#### Task details
Copy each line containing the word "Photo" from the records that follow, please.

* start *

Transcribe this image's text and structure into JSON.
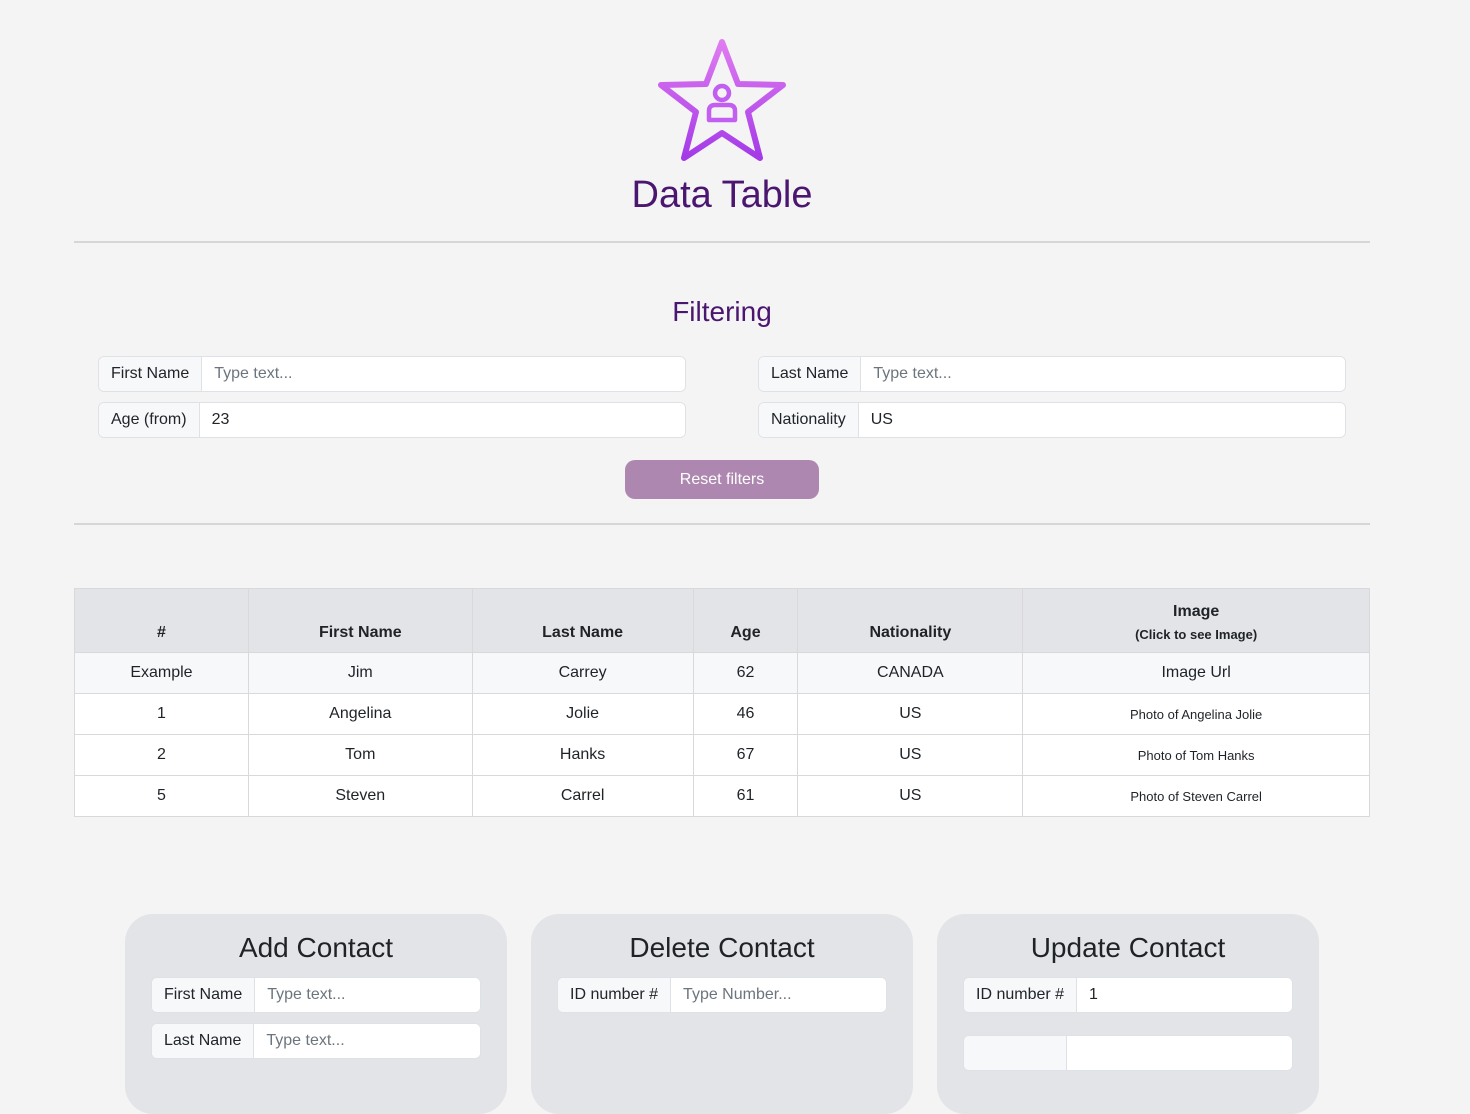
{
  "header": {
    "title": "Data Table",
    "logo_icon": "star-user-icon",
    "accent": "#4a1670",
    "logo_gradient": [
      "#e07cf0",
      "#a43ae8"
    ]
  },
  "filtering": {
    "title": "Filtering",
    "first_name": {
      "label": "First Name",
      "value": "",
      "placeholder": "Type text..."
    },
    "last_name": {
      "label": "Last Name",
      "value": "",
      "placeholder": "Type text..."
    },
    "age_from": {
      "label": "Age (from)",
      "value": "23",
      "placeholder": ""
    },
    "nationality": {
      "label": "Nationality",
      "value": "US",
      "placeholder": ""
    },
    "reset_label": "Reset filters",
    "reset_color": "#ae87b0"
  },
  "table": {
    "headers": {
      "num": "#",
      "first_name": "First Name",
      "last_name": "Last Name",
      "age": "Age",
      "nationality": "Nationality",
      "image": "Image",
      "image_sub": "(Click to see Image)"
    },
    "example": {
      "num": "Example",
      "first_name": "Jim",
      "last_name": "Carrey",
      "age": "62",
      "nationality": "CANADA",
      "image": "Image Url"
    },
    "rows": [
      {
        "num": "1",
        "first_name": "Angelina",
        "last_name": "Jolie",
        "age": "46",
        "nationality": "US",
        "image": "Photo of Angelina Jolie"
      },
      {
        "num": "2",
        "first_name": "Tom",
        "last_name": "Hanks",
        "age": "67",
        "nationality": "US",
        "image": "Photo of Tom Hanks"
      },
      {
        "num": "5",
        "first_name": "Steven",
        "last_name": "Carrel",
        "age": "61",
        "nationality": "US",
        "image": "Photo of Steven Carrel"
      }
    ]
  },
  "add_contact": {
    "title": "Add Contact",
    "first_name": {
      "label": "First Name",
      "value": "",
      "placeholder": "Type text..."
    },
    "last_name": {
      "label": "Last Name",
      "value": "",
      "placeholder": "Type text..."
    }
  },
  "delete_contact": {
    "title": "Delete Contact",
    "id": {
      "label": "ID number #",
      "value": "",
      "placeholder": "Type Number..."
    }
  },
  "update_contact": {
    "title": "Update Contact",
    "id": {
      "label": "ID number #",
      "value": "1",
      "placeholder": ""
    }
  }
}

* end *

#### Written response
        "image": "Photo of Angelina Jolie"
        "image": "Photo of Tom Hanks"
        "image": "Photo of Steven Carrel"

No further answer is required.